#### ARTICLE:
((

DataStax Enterprise on VMware vSAN Deployment Options
VMware and DataStax
Hybrid and Multi-Cloud Ready, Enterprise-grade Availability, Simplified Management
Organizations are leveraging modern data platforms, such as Apache CassandraTM, to power new products and services across industries. For example, Cassandra empowers retailers to provide an omnichannel shopping experience with tailored customer experiences in real time. However, the implementation and ongoing management operations can be a significant barrier to adoption. Organizations are betting their growth on distributed technologies, and they want a scalable full-stack solution that is always available, secure, and simple to deploy and manage.
VMware® and DataStax have partnered to build a hybrid and multi-cloud solution designed to meet the data and availability requirements of the most demanding applications with built-in high availability and failure protection across availability zones, regions, data centers, and clouds in three of the four largest public cloud providers: Amazon, Microsoft, and IBM, as well as a rich ecosystem of hundreds of public cloud providers globally.
Our joint integration simplifies operations and eliminates data and application silos with consistent processes and tooling while offering intrinsic security for both data-at-rest and in-flight software-based encryption that meets strict U.S. federal government standards. DataStax and VMware’s hyperconverged infrastructure (HCI) combined with support for on-premises and VMware Cloud enable organizations to manage both traditional and cloud-native applications with the same interface delivering vast efficiency gains and consolidation benefits, greater consolidation ratios, a single management toolset, and automated lifecycle management, to name a few.
An Ideal platform for cloud-native applications
- Predictable and performant infrastructure: Cloud-native apps tend to scale linearly, and HCI’s ability to add both compute and storage resources incrementally more precisely matches resources to needs as the application expands.

))

#### ENTRIES PROVIDED:

((

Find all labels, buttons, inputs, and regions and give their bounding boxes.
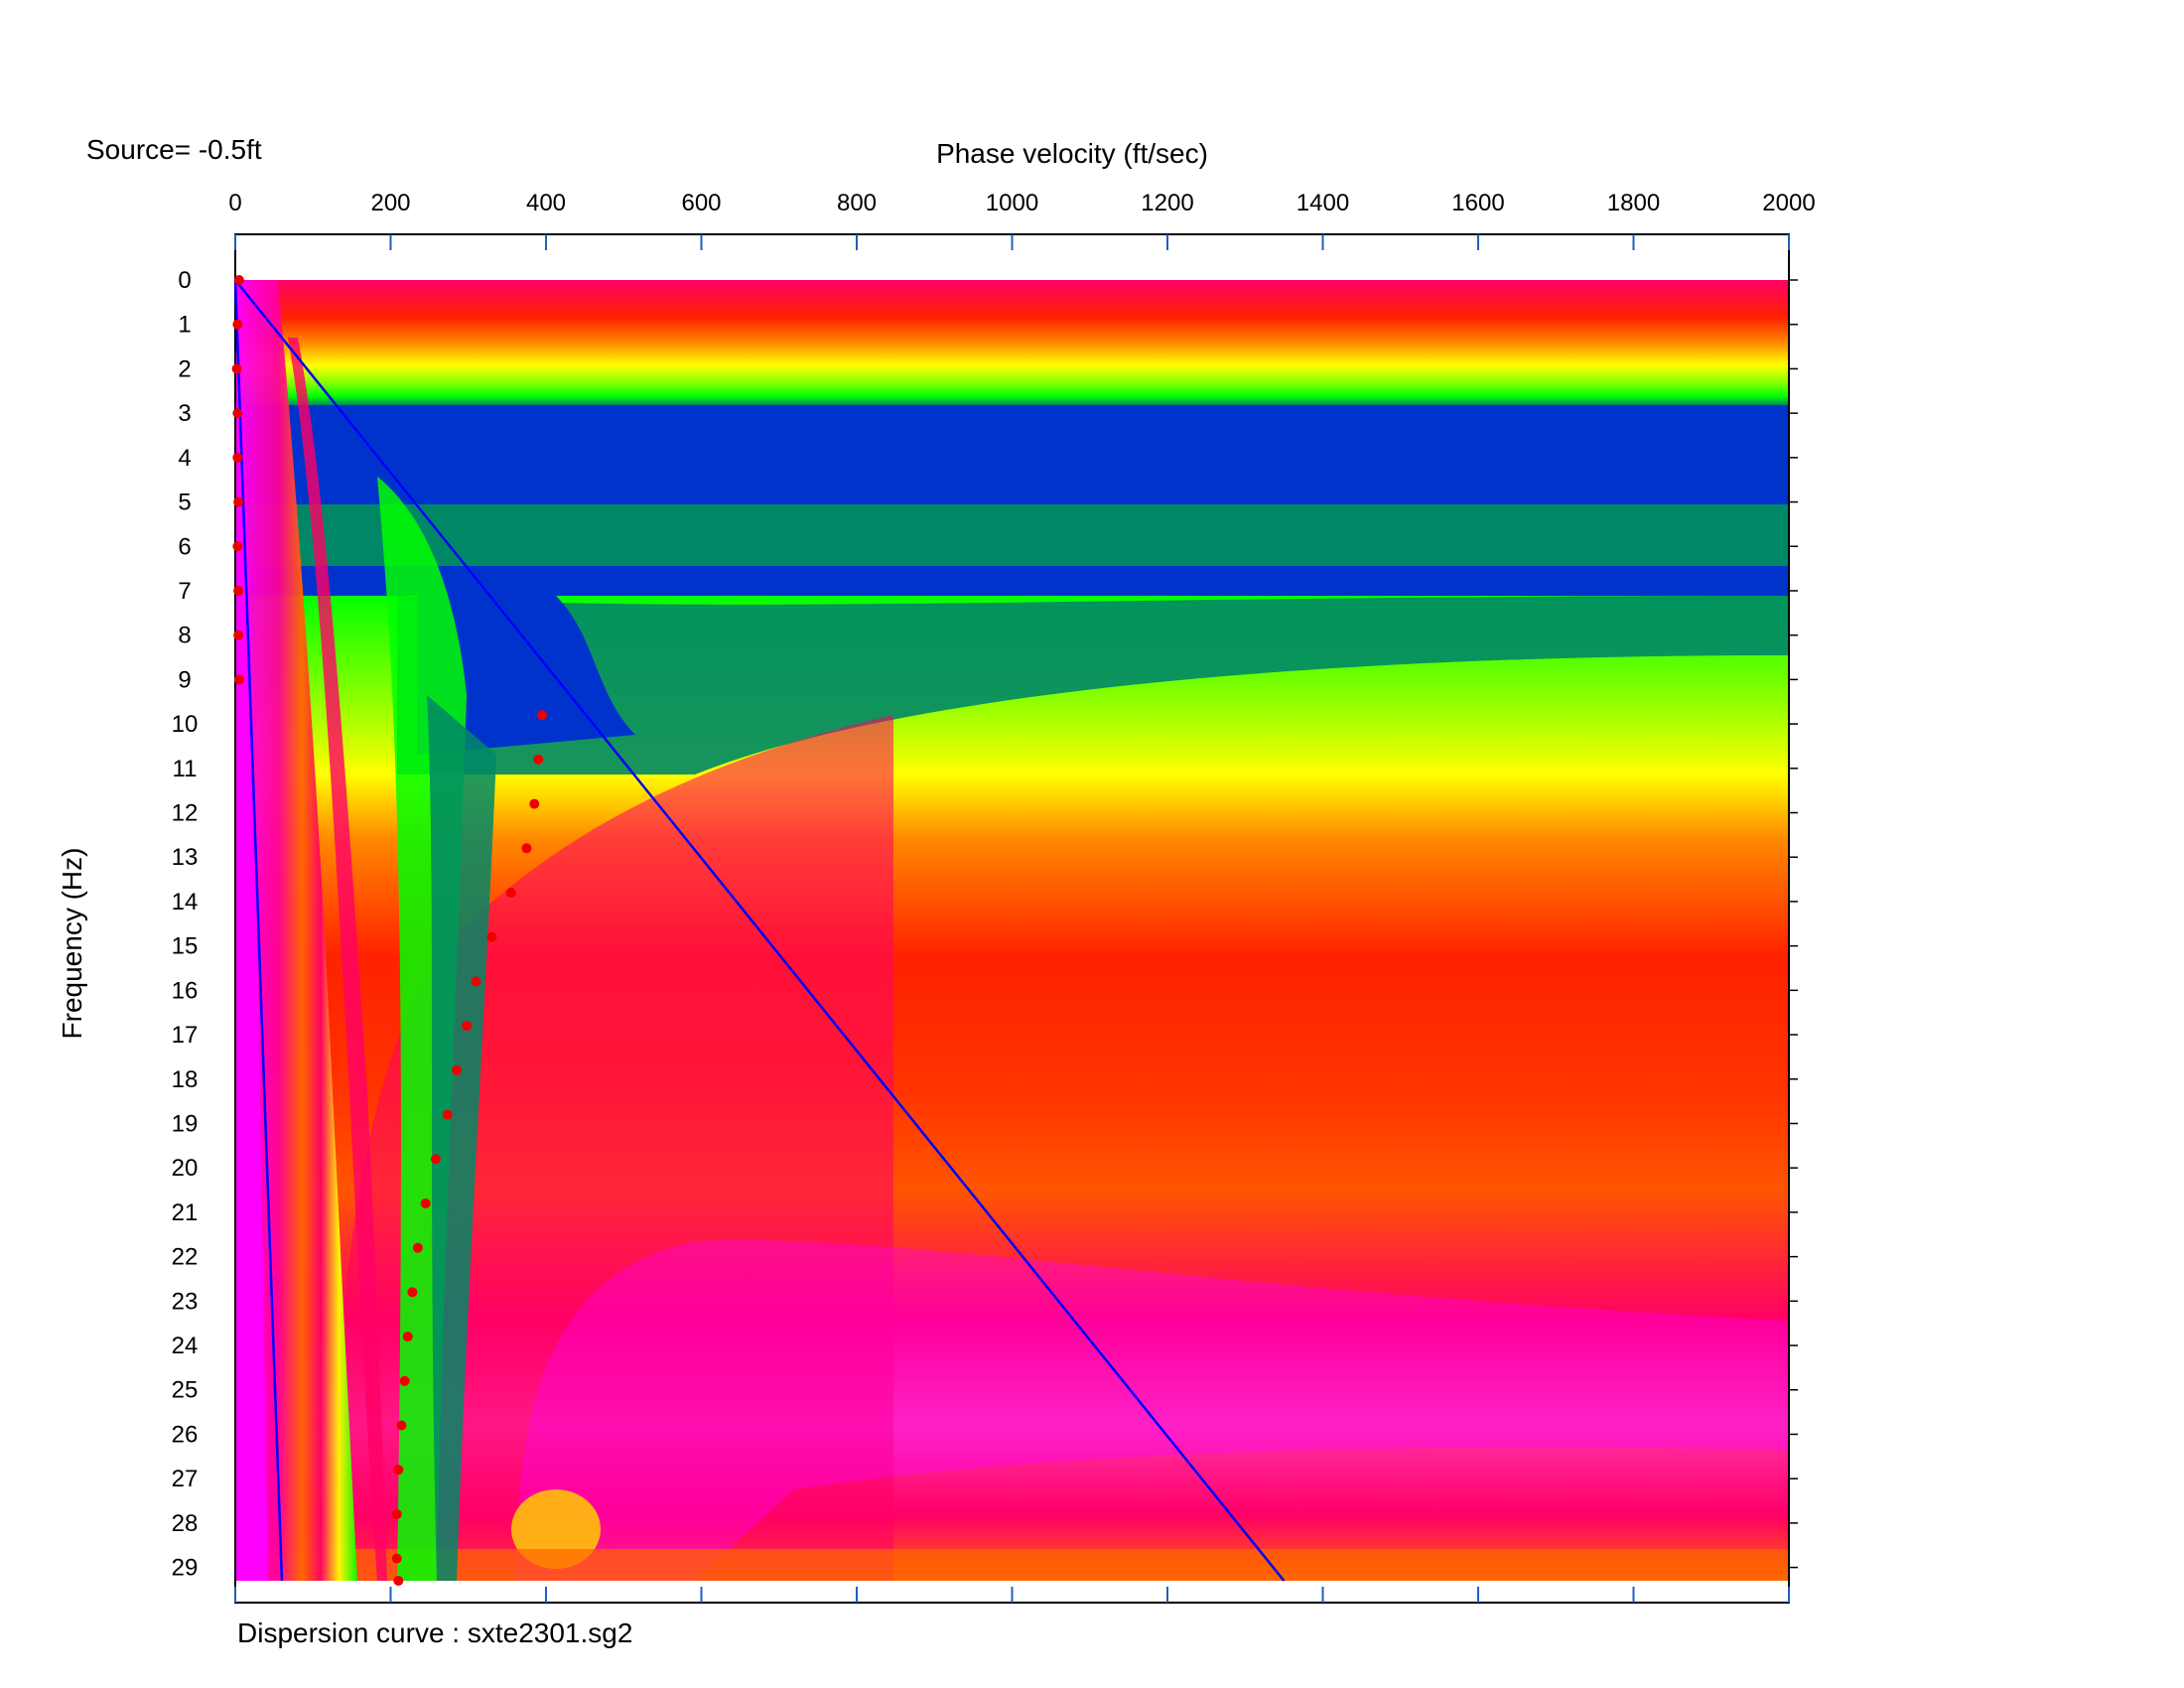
x-tick-label: 1000 <box>986 190 1038 216</box>
dispersion-point <box>402 1332 413 1342</box>
dispersion-points <box>231 275 548 1586</box>
x-tick-label: 2000 <box>1762 190 1815 216</box>
dispersion-point <box>529 798 540 809</box>
y-tick-label: 29 <box>172 1555 199 1582</box>
dispersion-point <box>430 1154 441 1165</box>
y-tick-label: 23 <box>172 1288 199 1315</box>
x-axis-tick-labels: 0 200 400 600 800 1000 1200 1400 1600 1800 2000 <box>228 190 1815 216</box>
y-tick-label: 8 <box>178 623 191 649</box>
y-tick-label: 4 <box>178 445 191 472</box>
dispersion-point <box>232 541 243 552</box>
y-tick-label: 18 <box>172 1066 199 1093</box>
y-tick-label: 1 <box>178 312 191 339</box>
source-label: Source= -0.5ft <box>86 134 262 165</box>
x-axis-title: Phase velocity (ft/sec) <box>936 138 1208 169</box>
y-tick-label: 26 <box>172 1421 199 1448</box>
caption: Dispersion curve : sxte2301.sg2 <box>237 1618 632 1648</box>
y-tick-label: 12 <box>172 800 199 827</box>
dispersion-point <box>442 1109 453 1120</box>
y-tick-label: 25 <box>172 1377 199 1404</box>
y-tick-label: 6 <box>178 533 191 560</box>
y-tick-label: 15 <box>172 933 199 960</box>
dispersion-point <box>521 843 532 854</box>
y-tick-label: 28 <box>172 1510 199 1537</box>
dispersion-point <box>533 754 544 765</box>
y-tick-label: 2 <box>178 355 191 382</box>
y-tick-label: 14 <box>172 889 199 915</box>
dispersion-point <box>420 1197 431 1208</box>
dispersion-point <box>391 1553 402 1564</box>
y-axis-tick-labels: 0123456789101112131415161718192021222324… <box>172 267 199 1582</box>
y-tick-label: 11 <box>173 756 198 782</box>
y-tick-label: 27 <box>172 1466 199 1492</box>
x-tick-label: 1800 <box>1607 190 1660 216</box>
y-tick-label: 20 <box>172 1155 199 1182</box>
dispersion-point <box>537 710 548 721</box>
dispersion-point <box>233 275 244 285</box>
y-tick-label: 19 <box>172 1110 199 1137</box>
dispersion-point <box>505 887 516 898</box>
x-tick-label: 200 <box>370 190 410 216</box>
overlay-lines <box>233 279 1286 1582</box>
dispersion-point <box>232 408 243 419</box>
y-tick-label: 10 <box>172 711 199 738</box>
dispersion-point <box>412 1242 423 1253</box>
dispersion-point <box>233 674 244 685</box>
dispersion-point <box>486 931 497 942</box>
y-tick-label: 21 <box>172 1199 199 1226</box>
y-tick-label: 22 <box>172 1244 199 1271</box>
x-tick-label: 1200 <box>1141 190 1193 216</box>
x-tick-label: 1600 <box>1451 190 1504 216</box>
y-tick-label: 7 <box>178 578 191 605</box>
y-tick-label: 5 <box>178 490 191 516</box>
y-axis-ticks <box>1789 279 1798 1569</box>
dispersion-point <box>393 1465 404 1476</box>
y-tick-label: 3 <box>178 400 191 427</box>
y-tick-label: 24 <box>172 1333 199 1359</box>
dispersion-point <box>396 1420 407 1431</box>
y-tick-label: 17 <box>172 1022 199 1049</box>
x-tick-label: 400 <box>526 190 566 216</box>
dispersion-point <box>231 363 242 374</box>
y-tick-label: 16 <box>172 977 199 1004</box>
dispersion-point <box>232 452 243 463</box>
dispersion-point <box>407 1287 418 1298</box>
dispersion-point <box>462 1021 473 1032</box>
x-axis-ticks-bottom <box>234 1587 1790 1603</box>
y-tick-label: 9 <box>178 666 191 693</box>
dispersion-point <box>233 630 244 640</box>
x-axis-ticks-top <box>234 234 1790 250</box>
y-tick-label: 0 <box>178 267 191 294</box>
x-tick-label: 600 <box>681 190 721 216</box>
dispersion-point <box>233 585 244 596</box>
dispersion-point <box>399 1375 410 1386</box>
x-tick-label: 800 <box>837 190 877 216</box>
y-axis-title: Frequency (Hz) <box>57 848 87 1040</box>
dispersion-point <box>232 319 243 330</box>
x-tick-label: 0 <box>228 190 241 216</box>
reference-line <box>234 279 1286 1582</box>
dispersion-point <box>452 1064 463 1075</box>
y-tick-label: 13 <box>172 844 199 871</box>
heatmap-field <box>235 280 1789 1581</box>
dispersion-point <box>233 496 244 507</box>
reference-line <box>233 279 284 1582</box>
dispersion-point <box>391 1508 402 1519</box>
dispersion-point <box>471 976 481 987</box>
x-tick-label: 1400 <box>1297 190 1349 216</box>
dispersion-point <box>393 1576 404 1586</box>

))

#### STATED GOAL:
In the article on DataStax Enterprise and VMware vSAN, which three of the four largest public cloud providers are named?

#### TASK ANSWER:
Amazon, Microsoft, and IBM.